## begin
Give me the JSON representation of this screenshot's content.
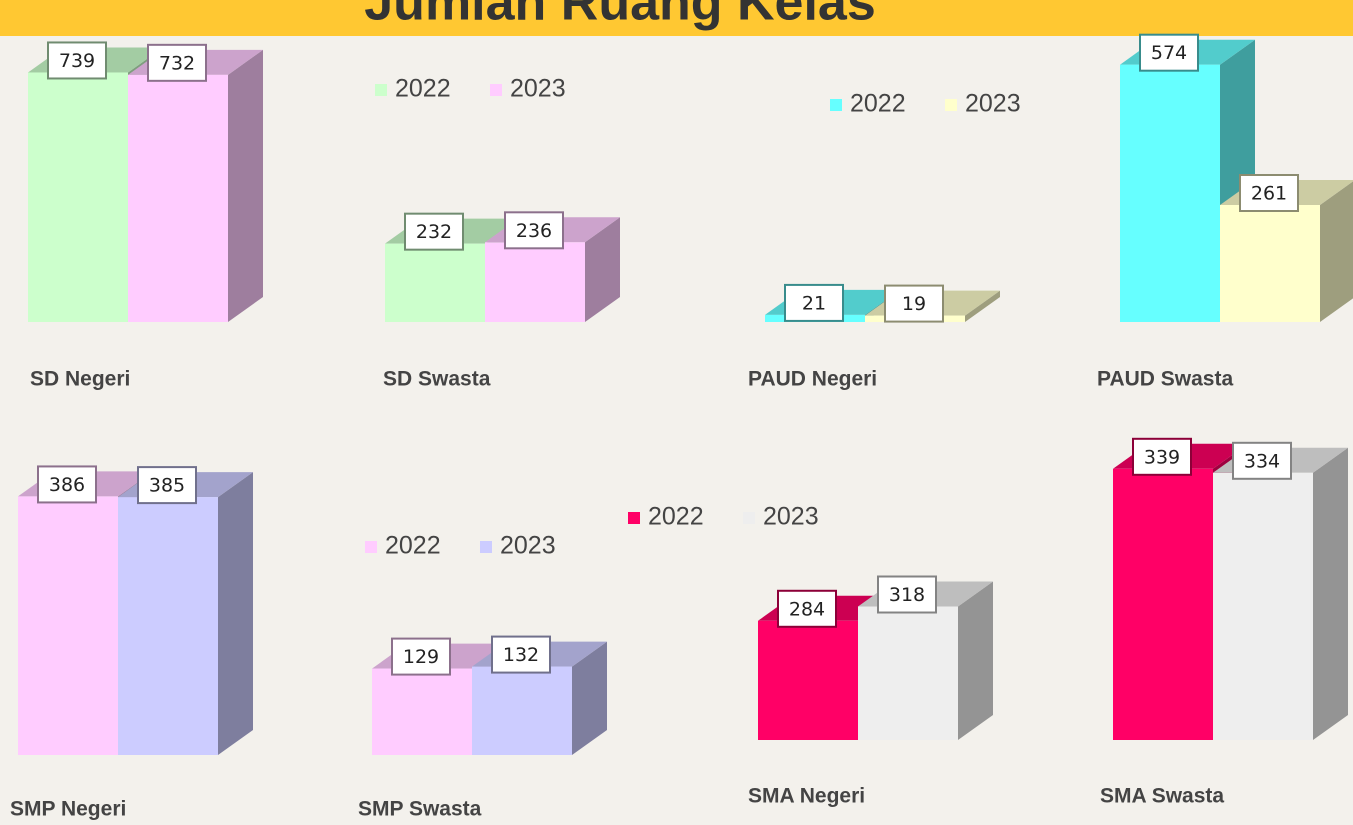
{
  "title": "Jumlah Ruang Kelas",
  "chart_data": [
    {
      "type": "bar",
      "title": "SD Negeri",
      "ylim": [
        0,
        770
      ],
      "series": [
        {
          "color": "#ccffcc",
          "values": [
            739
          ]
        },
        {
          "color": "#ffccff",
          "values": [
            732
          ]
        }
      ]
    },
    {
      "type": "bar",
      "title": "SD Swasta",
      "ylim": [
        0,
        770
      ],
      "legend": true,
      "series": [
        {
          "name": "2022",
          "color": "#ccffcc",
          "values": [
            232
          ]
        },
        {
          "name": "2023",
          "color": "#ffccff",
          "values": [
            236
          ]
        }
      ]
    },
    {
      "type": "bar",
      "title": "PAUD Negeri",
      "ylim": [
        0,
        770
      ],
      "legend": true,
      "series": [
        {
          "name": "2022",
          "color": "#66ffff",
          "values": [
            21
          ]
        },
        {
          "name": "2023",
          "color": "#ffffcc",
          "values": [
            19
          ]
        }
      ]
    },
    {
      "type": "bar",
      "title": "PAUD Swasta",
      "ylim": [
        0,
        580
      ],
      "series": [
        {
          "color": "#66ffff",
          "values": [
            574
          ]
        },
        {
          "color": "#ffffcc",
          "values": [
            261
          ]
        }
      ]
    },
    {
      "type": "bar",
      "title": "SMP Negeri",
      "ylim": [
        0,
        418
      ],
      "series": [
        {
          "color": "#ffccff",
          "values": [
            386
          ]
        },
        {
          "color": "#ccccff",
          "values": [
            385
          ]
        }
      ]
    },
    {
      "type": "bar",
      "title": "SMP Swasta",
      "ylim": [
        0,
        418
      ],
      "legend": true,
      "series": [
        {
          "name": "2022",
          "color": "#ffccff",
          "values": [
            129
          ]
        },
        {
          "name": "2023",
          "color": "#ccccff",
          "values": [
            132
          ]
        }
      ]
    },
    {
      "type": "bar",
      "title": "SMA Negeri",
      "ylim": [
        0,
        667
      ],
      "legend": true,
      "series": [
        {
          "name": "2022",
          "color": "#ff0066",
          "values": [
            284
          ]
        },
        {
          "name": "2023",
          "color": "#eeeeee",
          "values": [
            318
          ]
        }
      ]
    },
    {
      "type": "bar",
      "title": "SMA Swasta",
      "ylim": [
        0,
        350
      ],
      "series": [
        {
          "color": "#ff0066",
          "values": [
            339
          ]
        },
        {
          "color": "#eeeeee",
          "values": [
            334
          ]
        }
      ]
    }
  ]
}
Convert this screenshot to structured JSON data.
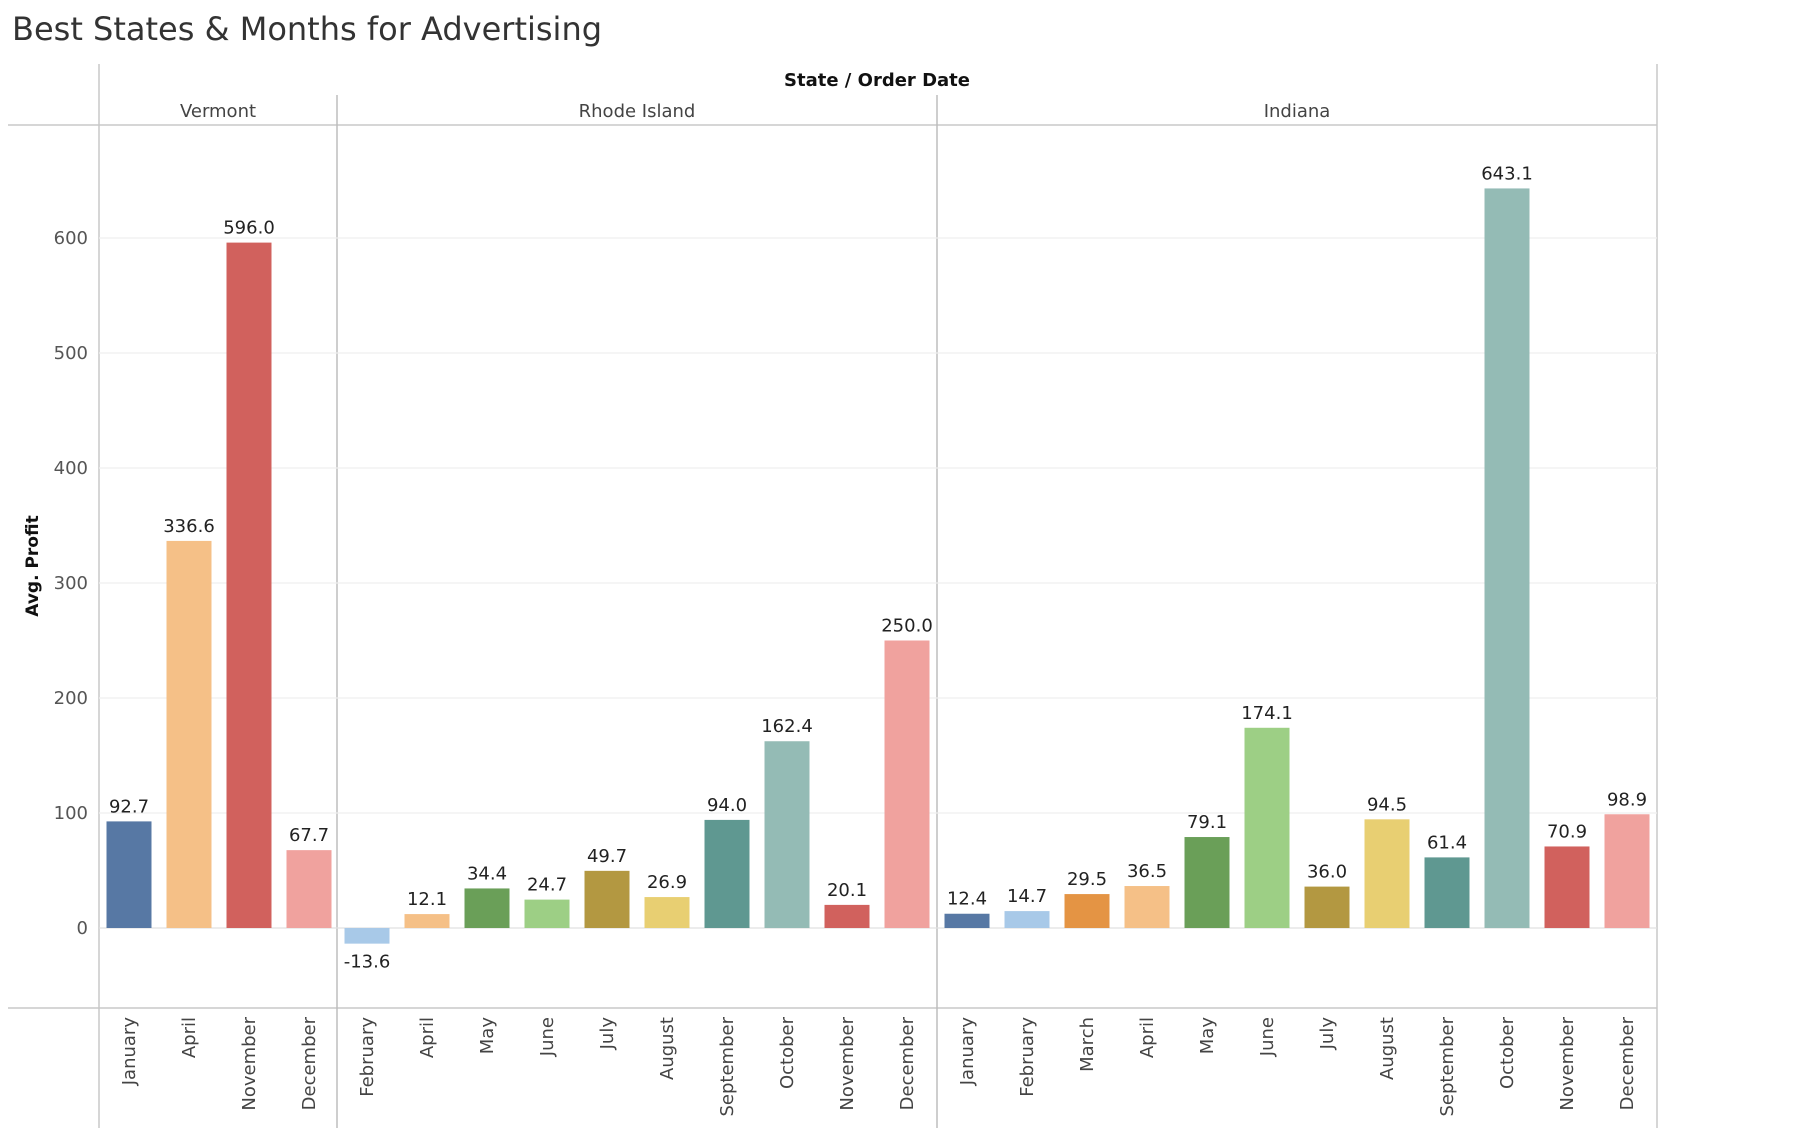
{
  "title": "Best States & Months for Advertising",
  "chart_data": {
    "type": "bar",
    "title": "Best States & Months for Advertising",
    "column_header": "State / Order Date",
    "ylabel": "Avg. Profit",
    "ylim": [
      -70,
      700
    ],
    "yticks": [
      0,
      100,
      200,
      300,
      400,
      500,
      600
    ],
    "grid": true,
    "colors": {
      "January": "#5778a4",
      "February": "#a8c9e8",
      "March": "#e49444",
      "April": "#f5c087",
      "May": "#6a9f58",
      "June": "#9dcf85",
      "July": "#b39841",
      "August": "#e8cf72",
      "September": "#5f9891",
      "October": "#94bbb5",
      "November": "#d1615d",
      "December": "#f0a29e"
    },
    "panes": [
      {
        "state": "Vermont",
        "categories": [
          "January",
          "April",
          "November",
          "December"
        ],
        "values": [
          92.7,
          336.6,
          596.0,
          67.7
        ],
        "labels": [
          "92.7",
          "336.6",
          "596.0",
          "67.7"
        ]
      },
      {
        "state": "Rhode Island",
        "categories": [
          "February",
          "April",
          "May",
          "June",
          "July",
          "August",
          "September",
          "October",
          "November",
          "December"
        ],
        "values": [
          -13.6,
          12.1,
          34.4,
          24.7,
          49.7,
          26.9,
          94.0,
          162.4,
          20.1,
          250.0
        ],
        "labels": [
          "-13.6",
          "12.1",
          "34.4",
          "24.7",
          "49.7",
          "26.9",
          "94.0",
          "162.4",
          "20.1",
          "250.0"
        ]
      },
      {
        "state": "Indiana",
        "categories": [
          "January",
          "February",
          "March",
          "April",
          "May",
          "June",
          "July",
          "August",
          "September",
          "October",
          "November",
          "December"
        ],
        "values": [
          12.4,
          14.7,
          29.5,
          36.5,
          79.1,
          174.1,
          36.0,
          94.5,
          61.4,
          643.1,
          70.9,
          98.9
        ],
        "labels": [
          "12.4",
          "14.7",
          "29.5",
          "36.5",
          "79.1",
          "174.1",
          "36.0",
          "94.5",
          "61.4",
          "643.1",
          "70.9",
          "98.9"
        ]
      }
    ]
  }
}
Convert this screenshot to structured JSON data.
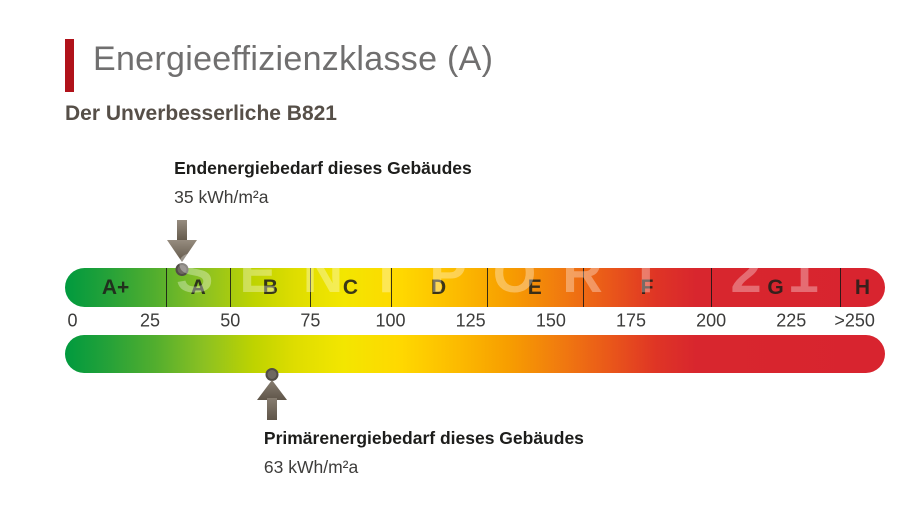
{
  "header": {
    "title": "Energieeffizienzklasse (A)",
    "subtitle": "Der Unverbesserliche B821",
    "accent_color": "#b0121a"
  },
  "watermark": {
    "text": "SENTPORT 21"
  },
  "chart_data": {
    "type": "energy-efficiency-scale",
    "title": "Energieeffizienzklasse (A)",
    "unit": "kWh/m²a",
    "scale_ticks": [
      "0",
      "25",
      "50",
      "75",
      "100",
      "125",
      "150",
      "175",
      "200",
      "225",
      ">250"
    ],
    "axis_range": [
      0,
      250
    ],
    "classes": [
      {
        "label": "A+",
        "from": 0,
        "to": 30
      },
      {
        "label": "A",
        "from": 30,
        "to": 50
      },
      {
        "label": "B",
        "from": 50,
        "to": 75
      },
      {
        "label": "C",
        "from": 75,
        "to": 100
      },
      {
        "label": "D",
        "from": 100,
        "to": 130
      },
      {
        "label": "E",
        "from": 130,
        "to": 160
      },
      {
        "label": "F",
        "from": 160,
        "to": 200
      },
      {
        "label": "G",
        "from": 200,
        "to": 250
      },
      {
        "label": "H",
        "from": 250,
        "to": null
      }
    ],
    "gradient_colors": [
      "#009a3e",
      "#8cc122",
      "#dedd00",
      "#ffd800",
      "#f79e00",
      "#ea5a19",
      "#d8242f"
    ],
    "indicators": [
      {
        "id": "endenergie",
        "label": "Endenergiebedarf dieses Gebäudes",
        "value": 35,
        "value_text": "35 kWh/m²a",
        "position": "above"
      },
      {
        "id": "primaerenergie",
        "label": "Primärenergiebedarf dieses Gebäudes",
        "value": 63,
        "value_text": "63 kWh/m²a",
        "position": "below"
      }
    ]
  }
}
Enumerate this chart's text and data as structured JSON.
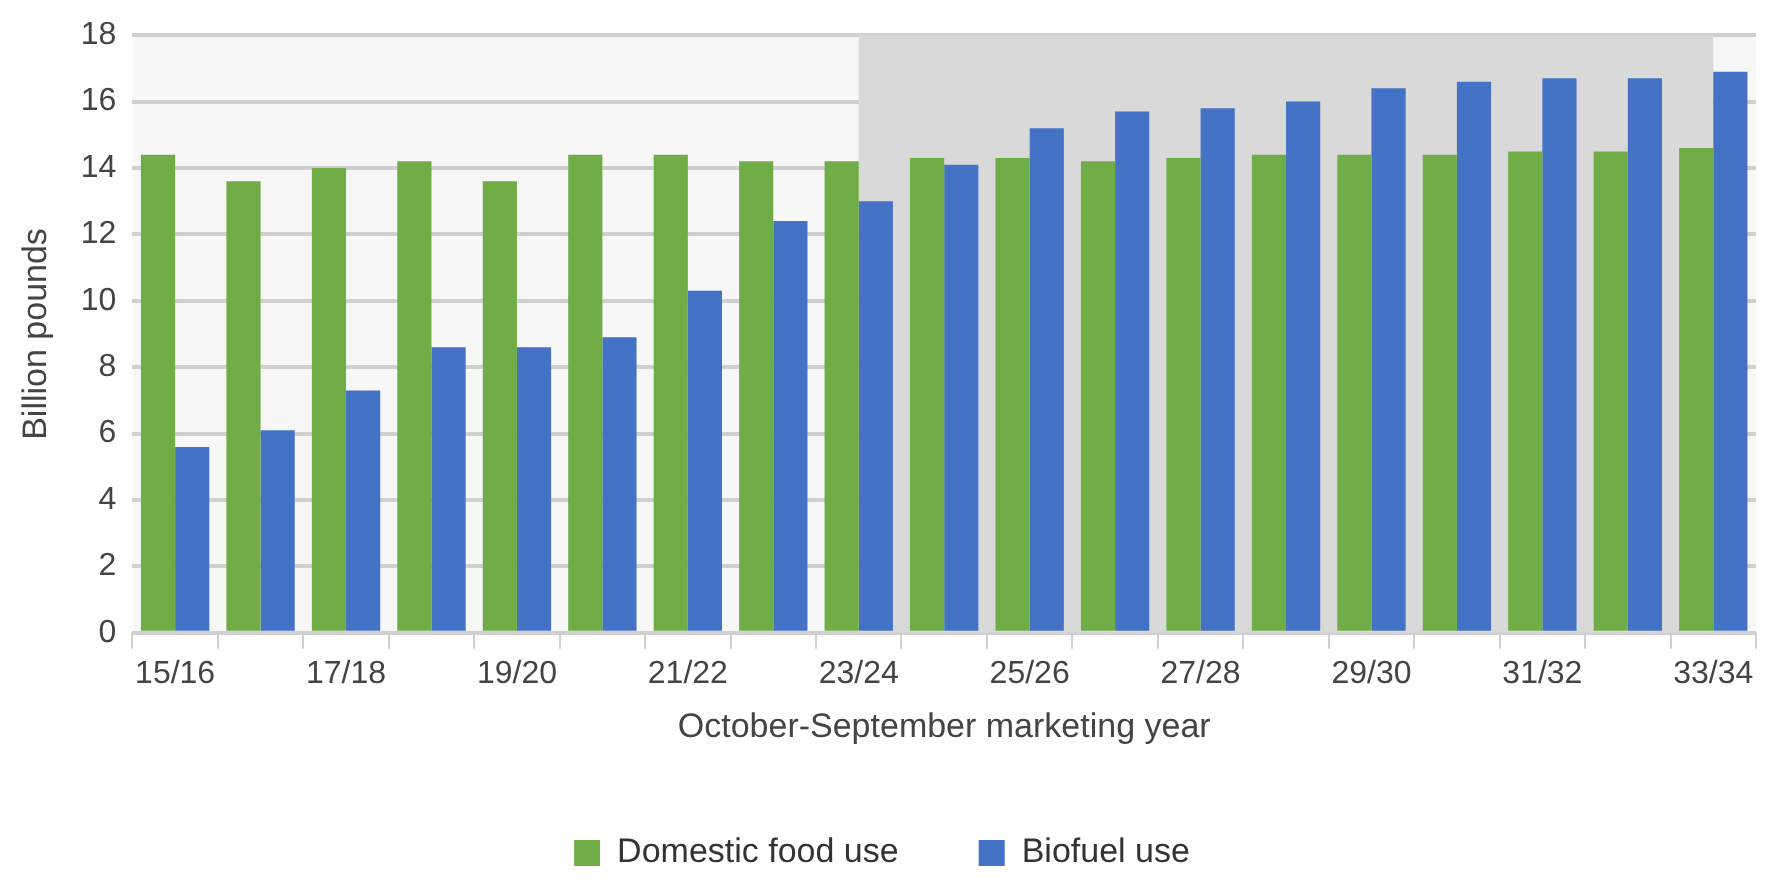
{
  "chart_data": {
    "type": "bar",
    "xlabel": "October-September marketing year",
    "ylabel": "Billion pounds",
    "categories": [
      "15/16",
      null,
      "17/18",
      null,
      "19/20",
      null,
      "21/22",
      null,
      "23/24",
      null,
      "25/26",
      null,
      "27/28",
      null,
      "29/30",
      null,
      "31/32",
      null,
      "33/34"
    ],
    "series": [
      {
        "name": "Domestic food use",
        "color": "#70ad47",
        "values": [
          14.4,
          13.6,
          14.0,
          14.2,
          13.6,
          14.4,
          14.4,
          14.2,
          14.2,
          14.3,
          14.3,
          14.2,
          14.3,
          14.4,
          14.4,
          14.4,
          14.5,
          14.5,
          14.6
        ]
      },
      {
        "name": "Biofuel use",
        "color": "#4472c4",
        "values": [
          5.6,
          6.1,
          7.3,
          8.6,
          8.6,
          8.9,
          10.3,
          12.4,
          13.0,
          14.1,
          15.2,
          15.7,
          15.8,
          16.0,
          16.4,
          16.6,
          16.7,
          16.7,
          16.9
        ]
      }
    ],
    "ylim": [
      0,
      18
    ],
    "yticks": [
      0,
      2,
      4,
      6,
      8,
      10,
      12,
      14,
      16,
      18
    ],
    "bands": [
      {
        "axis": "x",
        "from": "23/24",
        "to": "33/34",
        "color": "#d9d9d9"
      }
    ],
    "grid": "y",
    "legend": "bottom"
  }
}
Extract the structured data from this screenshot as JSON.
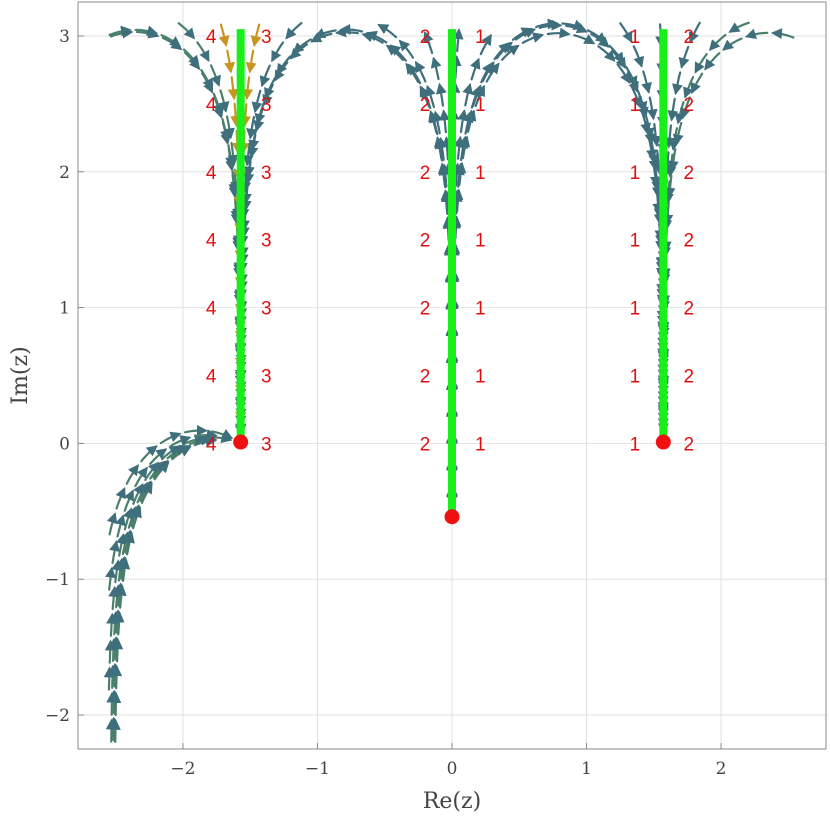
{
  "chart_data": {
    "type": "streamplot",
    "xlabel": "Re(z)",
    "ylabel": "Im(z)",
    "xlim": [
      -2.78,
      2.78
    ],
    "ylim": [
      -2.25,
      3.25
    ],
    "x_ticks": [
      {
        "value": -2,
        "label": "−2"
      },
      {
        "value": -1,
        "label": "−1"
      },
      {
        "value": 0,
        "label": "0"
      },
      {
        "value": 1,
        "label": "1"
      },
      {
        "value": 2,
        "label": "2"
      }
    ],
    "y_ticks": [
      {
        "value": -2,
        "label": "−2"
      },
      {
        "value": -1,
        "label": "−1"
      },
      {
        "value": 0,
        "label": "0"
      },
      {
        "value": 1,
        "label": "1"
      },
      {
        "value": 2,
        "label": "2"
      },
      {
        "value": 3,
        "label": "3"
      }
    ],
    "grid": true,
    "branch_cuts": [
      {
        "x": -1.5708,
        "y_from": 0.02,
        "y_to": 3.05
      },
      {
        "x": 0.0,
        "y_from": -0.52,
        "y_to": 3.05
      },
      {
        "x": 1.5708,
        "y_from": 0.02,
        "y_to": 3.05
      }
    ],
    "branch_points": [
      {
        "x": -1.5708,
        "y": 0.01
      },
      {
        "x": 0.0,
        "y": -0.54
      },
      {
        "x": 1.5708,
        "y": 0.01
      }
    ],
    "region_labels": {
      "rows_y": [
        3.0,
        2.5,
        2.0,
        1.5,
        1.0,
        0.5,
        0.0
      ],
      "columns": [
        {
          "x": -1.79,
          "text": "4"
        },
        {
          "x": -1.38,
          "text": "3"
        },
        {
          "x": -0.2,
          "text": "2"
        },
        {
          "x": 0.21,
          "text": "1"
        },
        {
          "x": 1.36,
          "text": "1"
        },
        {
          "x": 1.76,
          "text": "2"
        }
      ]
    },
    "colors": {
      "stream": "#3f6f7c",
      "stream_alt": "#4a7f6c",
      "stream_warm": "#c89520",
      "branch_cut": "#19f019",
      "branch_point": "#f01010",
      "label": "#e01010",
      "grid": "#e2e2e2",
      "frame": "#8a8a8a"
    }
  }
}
## end
• WHAT NEEDS TO BE DONE: Give the number of lines where the string "Advertising" occurs, without any further text.

• RESPONSE FOR THIS EXERCISE: 2